SET EXERCISE
Transcribe the listing in full, excluding any pictures.
::: MATERIAL PROVIDED
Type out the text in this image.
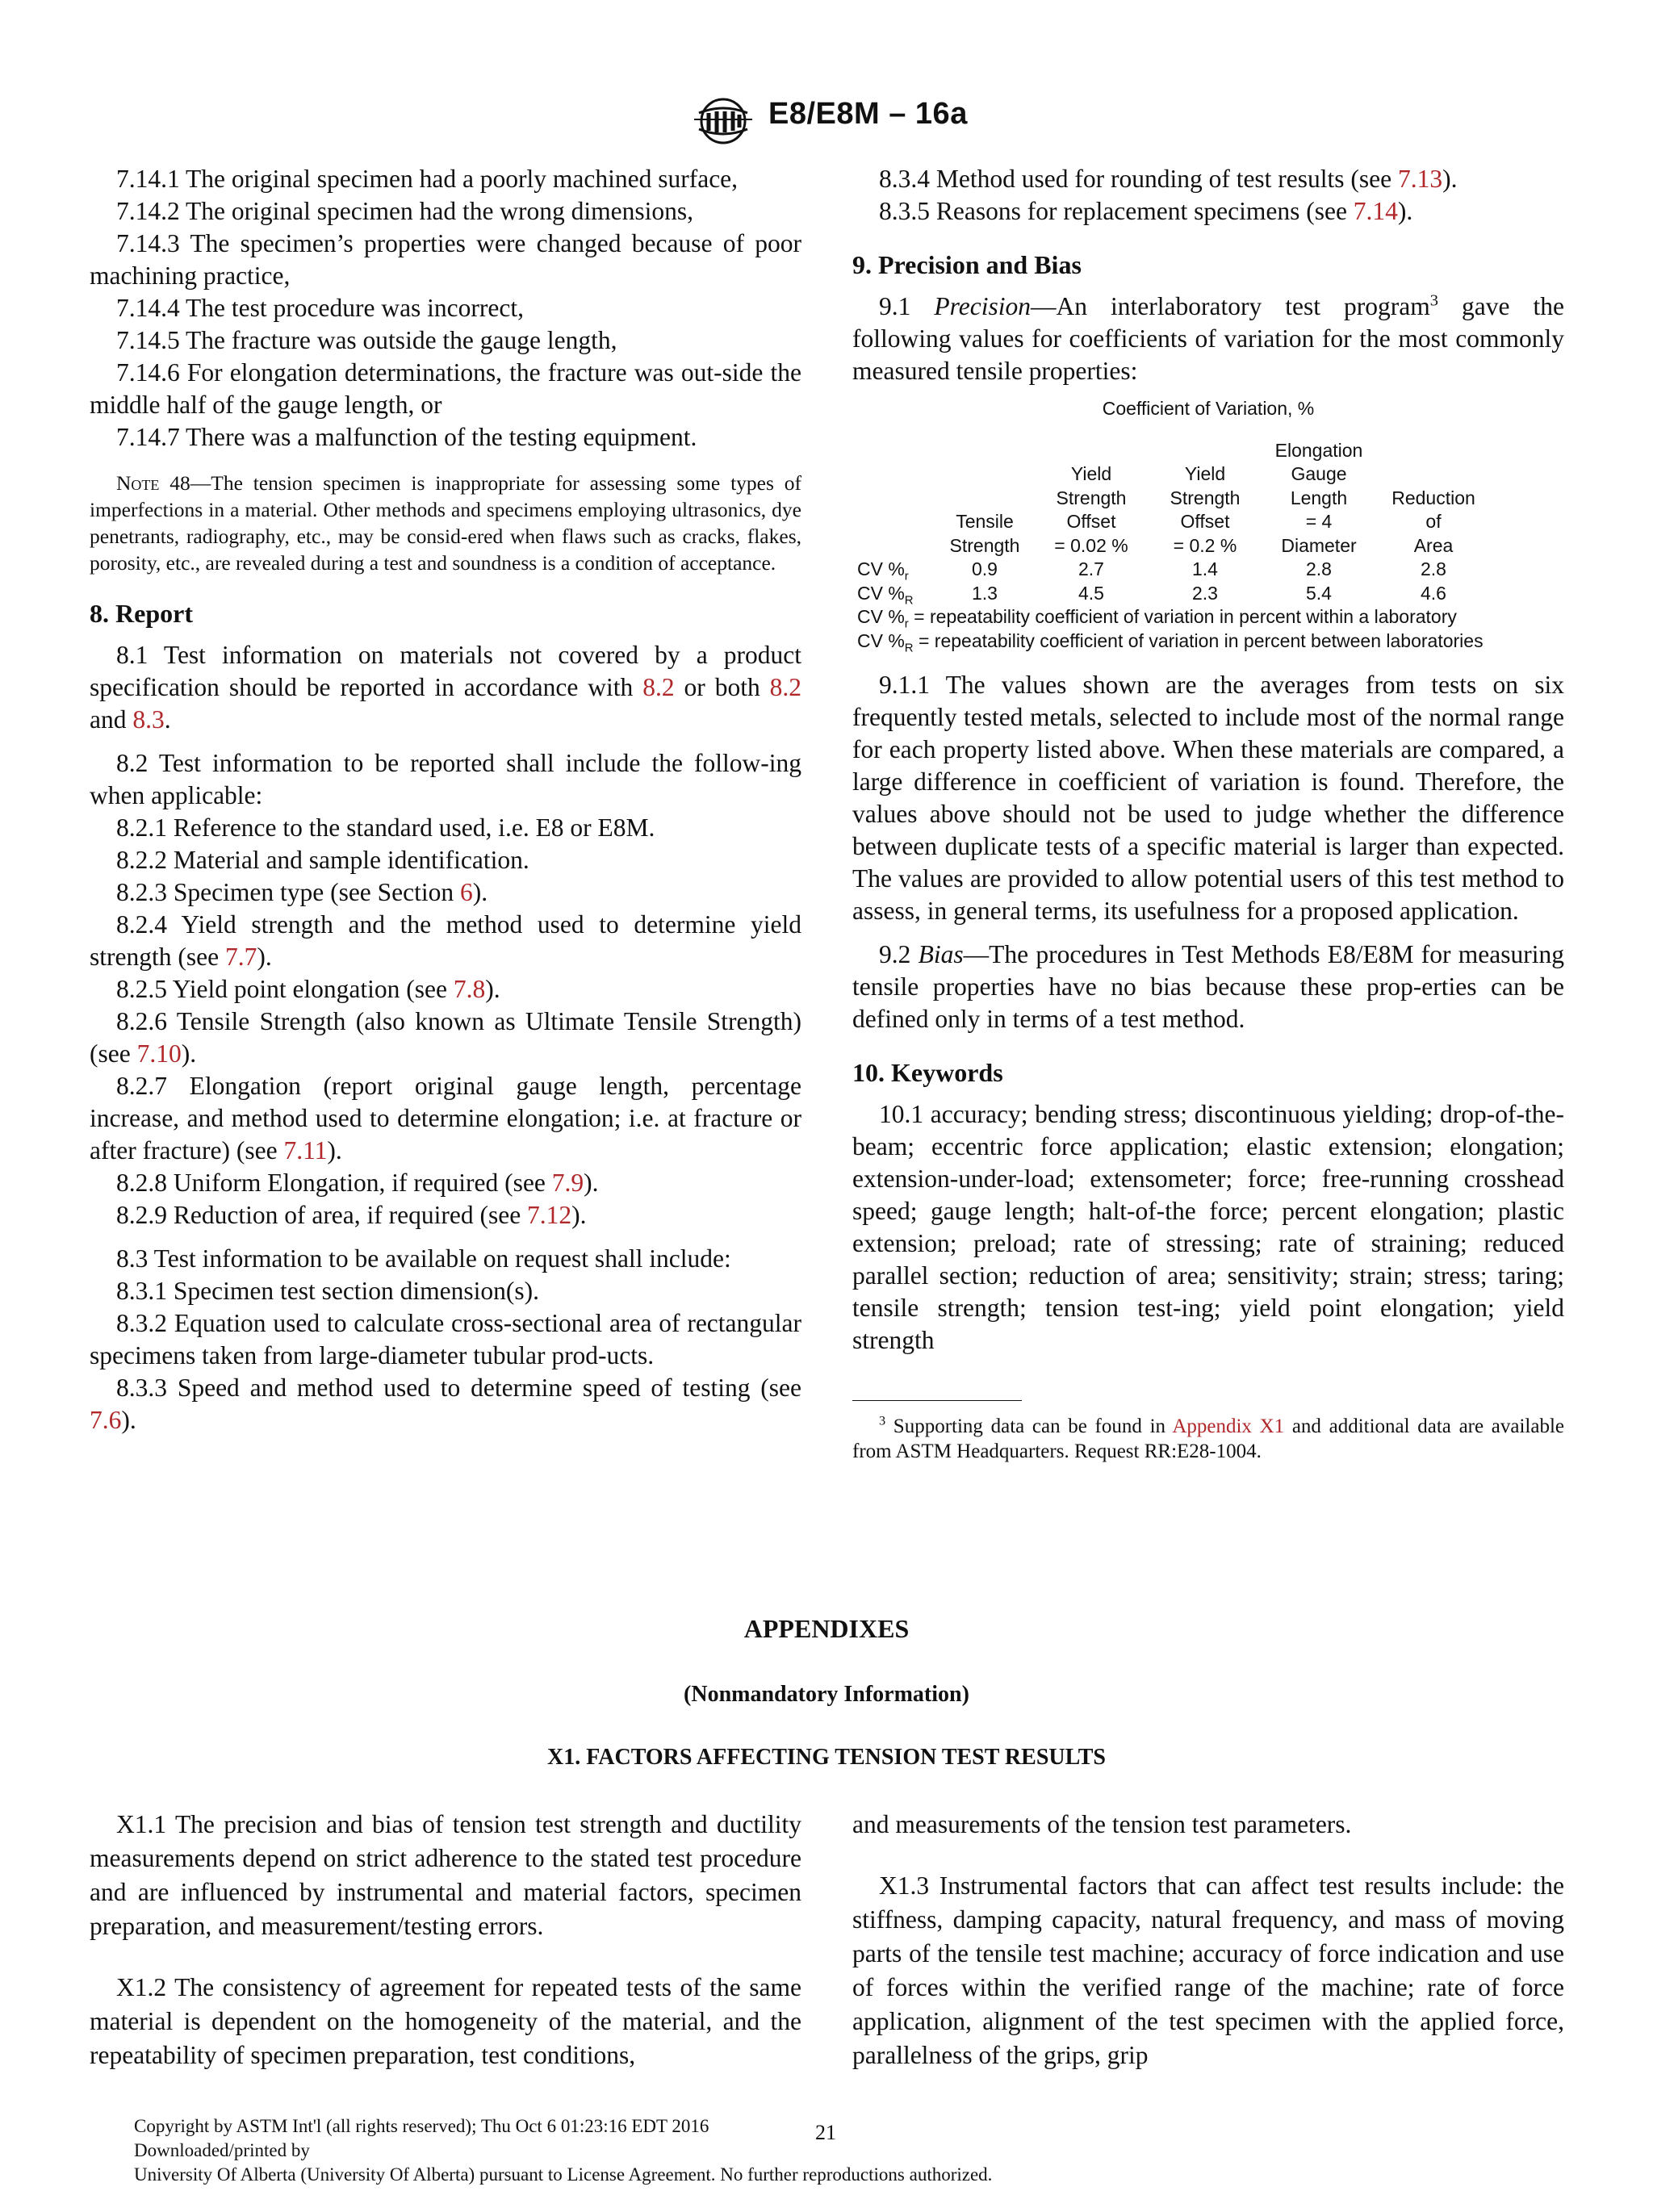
E8/E8M – 16a

7.14.1 The original specimen had a poorly machined surface,

7.14.2 The original specimen had the wrong dimensions,

7.14.3 The specimen’s properties were changed because of poor machining practice,

7.14.4 The test procedure was incorrect,

7.14.5 The fracture was outside the gauge length,

7.14.6 For elongation determinations, the fracture was out-side the middle half of the gauge length, or

7.14.7 There was a malfunction of the testing equipment.

Note 48—The tension specimen is inappropriate for assessing some types of imperfections in a material. Other methods and specimens employing ultrasonics, dye penetrants, radiography, etc., may be consid-ered when flaws such as cracks, flakes, porosity, etc., are revealed during a test and soundness is a condition of acceptance.

8. Report

8.1 Test information on materials not covered by a product specification should be reported in accordance with 8.2 or both 8.2 and 8.3.

8.2 Test information to be reported shall include the follow-ing when applicable:

8.2.1 Reference to the standard used, i.e. E8 or E8M.

8.2.2 Material and sample identification.

8.2.3 Specimen type (see Section 6).

8.2.4 Yield strength and the method used to determine yield strength (see 7.7).

8.2.5 Yield point elongation (see 7.8).

8.2.6 Tensile Strength (also known as Ultimate Tensile Strength) (see 7.10).

8.2.7 Elongation (report original gauge length, percentage increase, and method used to determine elongation; i.e. at fracture or after fracture) (see 7.11).

8.2.8 Uniform Elongation, if required (see 7.9).

8.2.9 Reduction of area, if required (see 7.12).

8.3 Test information to be available on request shall include:

8.3.1 Specimen test section dimension(s).

8.3.2 Equation used to calculate cross-sectional area of rectangular specimens taken from large-diameter tubular prod-ucts.

8.3.3 Speed and method used to determine speed of testing (see 7.6).

8.3.4 Method used for rounding of test results (see 7.13).

8.3.5 Reasons for replacement specimens (see 7.14).

9. Precision and Bias

9.1 Precision—An interlaboratory test program$^3$ gave the following values for coefficients of variation for the most commonly measured tensile properties:

Coefficient of Variation, %
				Elongation	
		Yield	Yield	Gauge	
		Strength	Strength	Length	Reduction
	Tensile	Offset	Offset	= 4	of
	Strength	= 0.02 %	= 0.2 %	Diameter	Area
CV $\%_r$	0.9	2.7	1.4	2.8	2.8
CV $\%_R$	1.3	4.5	2.3	5.4	4.6
CV $\%_r$ = repeatability coefficient of variation in percent within a laboratory
CV $\%_R$ = repeatability coefficient of variation in percent between laboratories

9.1.1 The values shown are the averages from tests on six frequently tested metals, selected to include most of the normal range for each property listed above. When these materials are compared, a large difference in coefficient of variation is found. Therefore, the values above should not be used to judge whether the difference between duplicate tests of a specific material is larger than expected. The values are provided to allow potential users of this test method to assess, in general terms, its usefulness for a proposed application.

9.2 Bias—The procedures in Test Methods E8/E8M for measuring tensile properties have no bias because these prop-erties can be defined only in terms of a test method.

10. Keywords

10.1 accuracy; bending stress; discontinuous yielding; drop-of-the-beam; eccentric force application; elastic extension; elongation; extension-under-load; extensometer; force; free-running crosshead speed; gauge length; halt-of-the force; percent elongation; plastic extension; preload; rate of stressing; rate of straining; reduced parallel section; reduction of area; sensitivity; strain; stress; taring; tensile strength; tension test-ing; yield point elongation; yield strength

$^3$ Supporting data can be found in Appendix X1 and additional data are available from ASTM Headquarters. Request RR:E28-1004.

APPENDIXES
(Nonmandatory Information)
X1. FACTORS AFFECTING TENSION TEST RESULTS

X1.1 The precision and bias of tension test strength and ductility measurements depend on strict adherence to the stated test procedure and are influenced by instrumental and material factors, specimen preparation, and measurement/testing errors.

X1.2 The consistency of agreement for repeated tests of the same material is dependent on the homogeneity of the material, and the repeatability of specimen preparation, test conditions,

and measurements of the tension test parameters.

X1.3 Instrumental factors that can affect test results include: the stiffness, damping capacity, natural frequency, and mass of moving parts of the tensile test machine; accuracy of force indication and use of forces within the verified range of the machine; rate of force application, alignment of the test specimen with the applied force, parallelness of the grips, grip

Copyright by ASTM Int'l (all rights reserved); Thu Oct 6 01:23:16 EDT 2016
Downloaded/printed by
University Of Alberta (University Of Alberta) pursuant to License Agreement. No further reproductions authorized.
21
::::::
CORRECT ANSWER
Type out the text in this image.
E8/E8M – 16a

7.14.1 The original specimen had a poorly machined surface,

7.14.2 The original specimen had the wrong dimensions,

7.14.3 The specimen’s properties were changed because of poor machining practice,

7.14.4 The test procedure was incorrect,

7.14.5 The fracture was outside the gauge length,

7.14.6 For elongation determinations, the fracture was out-side the middle half of the gauge length, or

7.14.7 There was a malfunction of the testing equipment.

Note 48—The tension specimen is inappropriate for assessing some types of imperfections in a material. Other methods and specimens employing ultrasonics, dye penetrants, radiography, etc., may be consid-ered when flaws such as cracks, flakes, porosity, etc., are revealed during a test and soundness is a condition of acceptance.

8. Report

8.1 Test information on materials not covered by a product specification should be reported in accordance with 8.2 or both 8.2 and 8.3.

8.2 Test information to be reported shall include the follow-ing when applicable:

8.2.1 Reference to the standard used, i.e. E8 or E8M.

8.2.2 Material and sample identification.

8.2.3 Specimen type (see Section 6).

8.2.4 Yield strength and the method used to determine yield strength (see 7.7).

8.2.5 Yield point elongation (see 7.8).

8.2.6 Tensile Strength (also known as Ultimate Tensile Strength) (see 7.10).

8.2.7 Elongation (report original gauge length, percentage increase, and method used to determine elongation; i.e. at fracture or after fracture) (see 7.11).

8.2.8 Uniform Elongation, if required (see 7.9).

8.2.9 Reduction of area, if required (see 7.12).

8.3 Test information to be available on request shall include:

8.3.1 Specimen test section dimension(s).

8.3.2 Equation used to calculate cross-sectional area of rectangular specimens taken from large-diameter tubular prod-ucts.

8.3.3 Speed and method used to determine speed of testing (see 7.6).

8.3.4 Method used for rounding of test results (see 7.13).

8.3.5 Reasons for replacement specimens (see 7.14).

9. Precision and Bias

9.1 Precision—An interlaboratory test program$^3$ gave the following values for coefficients of variation for the most commonly measured tensile properties:

Coefficient of Variation, %
				Elongation	
		Yield	Yield	Gauge	
		Strength	Strength	Length	Reduction
	Tensile	Offset	Offset	= 4	of
	Strength	= 0.02 %	= 0.2 %	Diameter	Area
CV $\%_r$	0.9	2.7	1.4	2.8	2.8
CV $\%_R$	1.3	4.5	2.3	5.4	4.6
CV $\%_r$ = repeatability coefficient of variation in percent within a laboratory
CV $\%_R$ = repeatability coefficient of variation in percent between laboratories

9.1.1 The values shown are the averages from tests on six frequently tested metals, selected to include most of the normal range for each property listed above. When these materials are compared, a large difference in coefficient of variation is found. Therefore, the values above should not be used to judge whether the difference between duplicate tests of a specific material is larger than expected. The values are provided to allow potential users of this test method to assess, in general terms, its usefulness for a proposed application.

9.2 Bias—The procedures in Test Methods E8/E8M for measuring tensile properties have no bias because these prop-erties can be defined only in terms of a test method.

10. Keywords

10.1 accuracy; bending stress; discontinuous yielding; drop-of-the-beam; eccentric force application; elastic extension; elongation; extension-under-load; extensometer; force; free-running crosshead speed; gauge length; halt-of-the force; percent elongation; plastic extension; preload; rate of stressing; rate of straining; reduced parallel section; reduction of area; sensitivity; strain; stress; taring; tensile strength; tension test-ing; yield point elongation; yield strength

$^3$ Supporting data can be found in Appendix X1 and additional data are available from ASTM Headquarters. Request RR:E28-1004.

APPENDIXES
(Nonmandatory Information)
X1. FACTORS AFFECTING TENSION TEST RESULTS

X1.1 The precision and bias of tension test strength and ductility measurements depend on strict adherence to the stated test procedure and are influenced by instrumental and material factors, specimen preparation, and measurement/testing errors.

X1.2 The consistency of agreement for repeated tests of the same material is dependent on the homogeneity of the material, and the repeatability of specimen preparation, test conditions,

and measurements of the tension test parameters.

X1.3 Instrumental factors that can affect test results include: the stiffness, damping capacity, natural frequency, and mass of moving parts of the tensile test machine; accuracy of force indication and use of forces within the verified range of the machine; rate of force application, alignment of the test specimen with the applied force, parallelness of the grips, grip

Copyright by ASTM Int'l (all rights reserved); Thu Oct 6 01:23:16 EDT 2016
Downloaded/printed by
University Of Alberta (University Of Alberta) pursuant to License Agreement. No further reproductions authorized.
21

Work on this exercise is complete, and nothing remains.